Requirement
Return the listing word for word, as given.

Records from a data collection

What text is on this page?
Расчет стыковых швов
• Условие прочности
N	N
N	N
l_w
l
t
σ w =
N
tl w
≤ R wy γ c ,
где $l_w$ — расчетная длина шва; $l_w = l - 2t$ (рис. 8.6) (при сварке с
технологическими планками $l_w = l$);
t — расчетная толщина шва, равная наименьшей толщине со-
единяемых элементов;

Answer to this task
What text is on this page?
Расчет стыковых швов
• Условие прочности
N	N
N	N
l_w
l
t
σ w =
N
tl w
≤ R wy γ c ,
где $l_w$ — расчетная длина шва; $l_w = l - 2t$ (рис. 8.6) (при сварке с
технологическими планками $l_w = l$);
t — расчетная толщина шва, равная наименьшей толщине со-
единяемых элементов;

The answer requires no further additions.